READING TEXT>
+===+

GlaucoRAG: A Retrieval-Augmented Large Language Model for Expert-Level Glaucoma Assessment

medRxiv [Preprint]. 2025 Jul 7:2025.07.03.25330805. doi: 10.1101/2025.07.03.25330805.

Abstract

Purpose: Purpose: Accurate glaucoma assessment is challenging because of the complexity and chronic nature of the disease; therefore, there is a critical need for models that provide evidence-based, accurate assessment. The purpose of this study was to evaluate the capabilities of a glaucoma specialized Retrieval-Augmented Generation (RAG) framework (GlaucoRAG) that leverages a large language model (LLM) for diagnosing glaucoma and answering to glaucoma specific questions.

Design: Evaluation of diagnostic capabilities and knowledge of emerging technologies in glaucoma assessment.

Participants: Detailed case reports from 11 patients and 250 multiple choice questions from the Basic and Clinical Science Course (BCSC) Self-Assessment were used to test the LLM based GlaucoRAG. No human participants were involved.

+===+

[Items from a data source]
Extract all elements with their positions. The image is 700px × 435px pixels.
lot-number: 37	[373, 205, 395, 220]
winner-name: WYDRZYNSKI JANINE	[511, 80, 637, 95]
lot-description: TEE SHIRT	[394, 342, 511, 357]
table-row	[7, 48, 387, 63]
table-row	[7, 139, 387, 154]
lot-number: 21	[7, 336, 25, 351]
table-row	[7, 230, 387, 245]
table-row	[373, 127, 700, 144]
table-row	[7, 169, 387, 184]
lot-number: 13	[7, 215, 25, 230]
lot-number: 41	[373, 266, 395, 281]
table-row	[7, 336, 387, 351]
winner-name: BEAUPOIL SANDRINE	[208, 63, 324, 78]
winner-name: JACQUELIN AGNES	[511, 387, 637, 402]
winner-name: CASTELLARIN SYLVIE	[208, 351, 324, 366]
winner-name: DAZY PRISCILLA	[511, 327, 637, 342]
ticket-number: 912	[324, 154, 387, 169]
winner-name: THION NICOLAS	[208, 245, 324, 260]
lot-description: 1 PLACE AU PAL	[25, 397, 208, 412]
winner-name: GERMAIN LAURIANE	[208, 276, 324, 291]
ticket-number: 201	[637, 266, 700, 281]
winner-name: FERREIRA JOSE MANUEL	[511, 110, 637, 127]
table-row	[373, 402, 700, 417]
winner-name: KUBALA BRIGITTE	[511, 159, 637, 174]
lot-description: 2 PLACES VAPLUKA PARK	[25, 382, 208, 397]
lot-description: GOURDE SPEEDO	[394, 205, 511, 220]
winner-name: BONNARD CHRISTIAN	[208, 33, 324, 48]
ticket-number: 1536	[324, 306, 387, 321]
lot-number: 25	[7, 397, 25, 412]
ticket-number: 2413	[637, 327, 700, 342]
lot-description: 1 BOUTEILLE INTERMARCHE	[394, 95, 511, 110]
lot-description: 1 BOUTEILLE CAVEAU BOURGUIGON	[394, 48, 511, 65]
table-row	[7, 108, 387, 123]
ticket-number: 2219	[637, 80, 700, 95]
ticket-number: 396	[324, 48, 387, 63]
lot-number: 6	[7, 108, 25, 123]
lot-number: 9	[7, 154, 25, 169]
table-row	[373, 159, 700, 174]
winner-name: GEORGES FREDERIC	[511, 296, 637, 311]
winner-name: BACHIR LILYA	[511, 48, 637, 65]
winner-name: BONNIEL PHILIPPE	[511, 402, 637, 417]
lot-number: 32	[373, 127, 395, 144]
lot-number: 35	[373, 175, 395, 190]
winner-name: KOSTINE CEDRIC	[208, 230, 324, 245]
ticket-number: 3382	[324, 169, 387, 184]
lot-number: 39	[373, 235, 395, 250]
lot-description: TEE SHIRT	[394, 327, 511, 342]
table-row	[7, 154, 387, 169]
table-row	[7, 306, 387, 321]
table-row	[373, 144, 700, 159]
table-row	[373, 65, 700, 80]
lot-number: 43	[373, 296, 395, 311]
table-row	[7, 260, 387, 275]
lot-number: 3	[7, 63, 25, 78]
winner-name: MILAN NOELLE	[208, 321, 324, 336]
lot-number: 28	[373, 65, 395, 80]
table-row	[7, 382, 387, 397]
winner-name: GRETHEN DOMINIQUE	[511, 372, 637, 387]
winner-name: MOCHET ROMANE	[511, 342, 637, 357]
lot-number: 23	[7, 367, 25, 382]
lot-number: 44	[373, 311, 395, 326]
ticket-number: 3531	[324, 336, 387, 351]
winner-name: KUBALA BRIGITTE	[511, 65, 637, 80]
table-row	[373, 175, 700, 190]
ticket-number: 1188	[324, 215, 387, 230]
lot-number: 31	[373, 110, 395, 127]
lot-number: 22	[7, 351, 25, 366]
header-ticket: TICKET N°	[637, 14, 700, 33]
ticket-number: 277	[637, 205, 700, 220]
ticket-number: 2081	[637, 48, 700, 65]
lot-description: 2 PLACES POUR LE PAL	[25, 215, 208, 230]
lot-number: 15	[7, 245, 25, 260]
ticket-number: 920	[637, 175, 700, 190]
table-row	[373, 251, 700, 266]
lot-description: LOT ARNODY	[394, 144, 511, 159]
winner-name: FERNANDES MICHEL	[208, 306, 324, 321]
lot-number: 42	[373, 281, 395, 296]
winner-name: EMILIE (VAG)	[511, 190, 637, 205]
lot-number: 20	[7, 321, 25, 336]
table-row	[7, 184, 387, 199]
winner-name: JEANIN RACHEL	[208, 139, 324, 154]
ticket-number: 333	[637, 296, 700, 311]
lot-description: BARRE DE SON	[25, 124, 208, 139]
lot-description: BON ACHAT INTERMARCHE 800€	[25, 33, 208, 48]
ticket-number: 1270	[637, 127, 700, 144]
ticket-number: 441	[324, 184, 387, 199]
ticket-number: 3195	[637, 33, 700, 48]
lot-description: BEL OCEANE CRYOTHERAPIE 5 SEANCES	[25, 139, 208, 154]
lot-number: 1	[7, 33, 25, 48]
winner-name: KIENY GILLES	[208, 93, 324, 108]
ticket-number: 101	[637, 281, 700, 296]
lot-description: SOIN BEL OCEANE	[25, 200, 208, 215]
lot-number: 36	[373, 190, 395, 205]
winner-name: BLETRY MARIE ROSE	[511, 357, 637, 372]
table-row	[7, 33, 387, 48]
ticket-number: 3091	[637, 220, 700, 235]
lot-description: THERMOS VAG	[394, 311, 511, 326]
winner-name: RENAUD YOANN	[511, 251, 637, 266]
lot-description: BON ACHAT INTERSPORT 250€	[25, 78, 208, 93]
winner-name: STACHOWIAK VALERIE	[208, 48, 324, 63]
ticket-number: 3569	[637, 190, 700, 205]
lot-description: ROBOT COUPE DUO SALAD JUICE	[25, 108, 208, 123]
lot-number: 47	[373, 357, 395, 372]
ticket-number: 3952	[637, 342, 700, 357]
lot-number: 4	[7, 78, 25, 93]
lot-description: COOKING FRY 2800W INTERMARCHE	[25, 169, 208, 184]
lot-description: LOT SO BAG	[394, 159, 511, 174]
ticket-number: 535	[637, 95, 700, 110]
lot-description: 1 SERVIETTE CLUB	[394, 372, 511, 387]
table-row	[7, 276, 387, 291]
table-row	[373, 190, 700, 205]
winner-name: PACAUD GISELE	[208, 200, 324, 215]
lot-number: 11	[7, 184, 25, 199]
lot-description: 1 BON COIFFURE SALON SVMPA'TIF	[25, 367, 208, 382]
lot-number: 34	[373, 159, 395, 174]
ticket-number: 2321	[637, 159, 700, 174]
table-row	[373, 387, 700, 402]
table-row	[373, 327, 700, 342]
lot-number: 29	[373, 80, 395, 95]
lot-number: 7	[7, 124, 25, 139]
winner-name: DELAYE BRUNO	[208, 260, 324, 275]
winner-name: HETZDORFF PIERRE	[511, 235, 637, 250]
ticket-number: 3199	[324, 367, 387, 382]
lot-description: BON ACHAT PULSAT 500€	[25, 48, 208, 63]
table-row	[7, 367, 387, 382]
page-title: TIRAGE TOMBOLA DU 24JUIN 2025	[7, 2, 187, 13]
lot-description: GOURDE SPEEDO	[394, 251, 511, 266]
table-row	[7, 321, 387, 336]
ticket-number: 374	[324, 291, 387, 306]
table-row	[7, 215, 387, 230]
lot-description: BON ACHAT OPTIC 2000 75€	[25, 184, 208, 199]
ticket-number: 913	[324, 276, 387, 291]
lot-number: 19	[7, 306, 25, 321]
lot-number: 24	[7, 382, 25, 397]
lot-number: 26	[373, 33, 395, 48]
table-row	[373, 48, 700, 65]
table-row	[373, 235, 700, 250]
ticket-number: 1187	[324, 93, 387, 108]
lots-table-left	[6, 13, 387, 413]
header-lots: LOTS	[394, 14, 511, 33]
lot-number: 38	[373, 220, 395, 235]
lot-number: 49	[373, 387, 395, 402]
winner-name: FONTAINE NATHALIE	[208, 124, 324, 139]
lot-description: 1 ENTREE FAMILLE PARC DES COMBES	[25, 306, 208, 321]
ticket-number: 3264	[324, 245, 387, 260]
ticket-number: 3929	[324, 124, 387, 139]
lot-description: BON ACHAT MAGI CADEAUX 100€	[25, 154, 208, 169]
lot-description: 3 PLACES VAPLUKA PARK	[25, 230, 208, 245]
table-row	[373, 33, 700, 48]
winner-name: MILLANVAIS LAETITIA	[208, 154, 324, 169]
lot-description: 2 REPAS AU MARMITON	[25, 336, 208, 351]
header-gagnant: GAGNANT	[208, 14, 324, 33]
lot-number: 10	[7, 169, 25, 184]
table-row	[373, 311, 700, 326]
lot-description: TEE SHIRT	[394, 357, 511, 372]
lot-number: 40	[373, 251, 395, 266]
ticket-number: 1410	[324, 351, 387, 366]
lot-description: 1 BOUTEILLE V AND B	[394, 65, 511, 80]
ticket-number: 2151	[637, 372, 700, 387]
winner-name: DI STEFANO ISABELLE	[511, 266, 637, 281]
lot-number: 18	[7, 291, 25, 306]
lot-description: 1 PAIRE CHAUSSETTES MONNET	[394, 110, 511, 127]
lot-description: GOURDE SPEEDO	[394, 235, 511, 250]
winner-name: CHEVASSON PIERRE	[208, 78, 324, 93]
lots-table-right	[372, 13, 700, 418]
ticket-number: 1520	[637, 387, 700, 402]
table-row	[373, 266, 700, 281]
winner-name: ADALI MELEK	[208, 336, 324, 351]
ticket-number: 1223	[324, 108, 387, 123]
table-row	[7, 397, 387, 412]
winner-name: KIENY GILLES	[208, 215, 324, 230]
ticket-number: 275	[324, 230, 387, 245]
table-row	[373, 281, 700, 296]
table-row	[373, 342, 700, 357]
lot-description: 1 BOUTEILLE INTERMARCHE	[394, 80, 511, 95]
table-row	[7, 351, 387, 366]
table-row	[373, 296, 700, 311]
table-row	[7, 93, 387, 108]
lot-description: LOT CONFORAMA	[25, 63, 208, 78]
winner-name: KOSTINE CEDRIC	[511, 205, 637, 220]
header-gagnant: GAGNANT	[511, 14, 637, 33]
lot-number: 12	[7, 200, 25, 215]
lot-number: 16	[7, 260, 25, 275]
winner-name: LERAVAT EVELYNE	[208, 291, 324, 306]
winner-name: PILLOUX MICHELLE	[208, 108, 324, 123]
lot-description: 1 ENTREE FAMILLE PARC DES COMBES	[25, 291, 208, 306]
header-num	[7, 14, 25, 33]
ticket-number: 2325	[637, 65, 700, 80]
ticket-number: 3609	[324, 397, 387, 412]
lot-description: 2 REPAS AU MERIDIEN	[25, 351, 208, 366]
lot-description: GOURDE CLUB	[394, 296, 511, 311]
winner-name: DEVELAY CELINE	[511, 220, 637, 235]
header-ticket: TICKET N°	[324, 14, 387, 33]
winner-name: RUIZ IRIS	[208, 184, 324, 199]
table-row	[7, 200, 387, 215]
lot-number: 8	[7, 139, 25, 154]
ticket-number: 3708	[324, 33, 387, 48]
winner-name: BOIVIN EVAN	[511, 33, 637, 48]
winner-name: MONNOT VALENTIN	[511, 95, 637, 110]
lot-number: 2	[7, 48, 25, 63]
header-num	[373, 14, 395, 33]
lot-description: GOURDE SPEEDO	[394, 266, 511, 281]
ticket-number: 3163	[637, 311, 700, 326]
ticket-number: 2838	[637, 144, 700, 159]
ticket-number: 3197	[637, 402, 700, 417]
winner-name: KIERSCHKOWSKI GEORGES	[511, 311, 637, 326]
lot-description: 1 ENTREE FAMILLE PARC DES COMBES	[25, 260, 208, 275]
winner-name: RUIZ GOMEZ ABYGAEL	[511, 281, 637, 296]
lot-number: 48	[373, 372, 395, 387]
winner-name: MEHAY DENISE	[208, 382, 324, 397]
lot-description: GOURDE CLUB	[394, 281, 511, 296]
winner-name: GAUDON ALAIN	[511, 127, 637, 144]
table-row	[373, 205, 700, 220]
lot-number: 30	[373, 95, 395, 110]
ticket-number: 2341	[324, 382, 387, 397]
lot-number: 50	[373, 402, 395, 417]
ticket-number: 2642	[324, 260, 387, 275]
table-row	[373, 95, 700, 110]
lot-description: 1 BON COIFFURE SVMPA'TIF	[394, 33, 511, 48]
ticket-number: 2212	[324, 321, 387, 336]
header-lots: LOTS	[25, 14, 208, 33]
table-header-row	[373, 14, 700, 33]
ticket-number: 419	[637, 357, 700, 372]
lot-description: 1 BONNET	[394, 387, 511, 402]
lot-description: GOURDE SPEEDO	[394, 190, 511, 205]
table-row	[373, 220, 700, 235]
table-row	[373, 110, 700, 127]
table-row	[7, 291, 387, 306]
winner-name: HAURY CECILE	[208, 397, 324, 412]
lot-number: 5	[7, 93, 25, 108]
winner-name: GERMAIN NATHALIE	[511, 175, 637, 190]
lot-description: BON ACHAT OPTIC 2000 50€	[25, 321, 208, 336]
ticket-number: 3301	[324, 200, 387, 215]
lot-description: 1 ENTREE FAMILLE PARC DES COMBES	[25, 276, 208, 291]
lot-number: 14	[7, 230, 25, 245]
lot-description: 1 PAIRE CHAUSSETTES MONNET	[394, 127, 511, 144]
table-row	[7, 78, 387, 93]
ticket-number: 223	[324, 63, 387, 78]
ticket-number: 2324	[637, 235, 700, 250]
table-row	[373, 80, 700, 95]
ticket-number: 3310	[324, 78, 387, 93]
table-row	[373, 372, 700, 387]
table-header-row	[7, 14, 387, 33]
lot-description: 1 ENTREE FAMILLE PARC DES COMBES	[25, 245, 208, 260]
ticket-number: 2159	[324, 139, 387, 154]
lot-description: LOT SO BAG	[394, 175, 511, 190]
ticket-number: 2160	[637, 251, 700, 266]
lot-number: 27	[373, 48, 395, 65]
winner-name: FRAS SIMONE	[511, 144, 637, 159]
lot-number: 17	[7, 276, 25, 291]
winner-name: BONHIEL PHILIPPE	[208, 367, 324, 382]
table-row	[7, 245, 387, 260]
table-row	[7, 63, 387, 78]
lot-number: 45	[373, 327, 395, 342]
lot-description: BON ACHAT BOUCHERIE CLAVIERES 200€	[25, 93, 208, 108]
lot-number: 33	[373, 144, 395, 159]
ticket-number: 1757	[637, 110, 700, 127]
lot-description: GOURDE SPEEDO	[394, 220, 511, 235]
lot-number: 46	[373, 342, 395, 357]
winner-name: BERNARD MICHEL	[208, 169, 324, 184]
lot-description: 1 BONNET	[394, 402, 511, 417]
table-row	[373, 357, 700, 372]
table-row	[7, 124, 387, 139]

+===+

CHECK YOUR UNDERSTANDING>
1) Set down the GlaucoRAG abstract above word for word, everything from "Design: Evaluation of" down to "participants were involved.".
2) According to the GlaucoRAG abstract above, how many multiple choice questions from the Basic and Clinical Science Course (BCSC) Self-Assessment were used to test GlaucoRAG?

SOLUTIONS TO THE TASKS>
1)
Design: Evaluation of diagnostic capabilities and knowledge of emerging technologies in glaucoma assessment.

Participants: Detailed case reports from 11 patients and 250 multiple choice questions from the Basic and Clinical Science Course (BCSC) Self-Assessment were used to test the LLM based GlaucoRAG. No human participants were involved.

2) 250 multiple choice questions.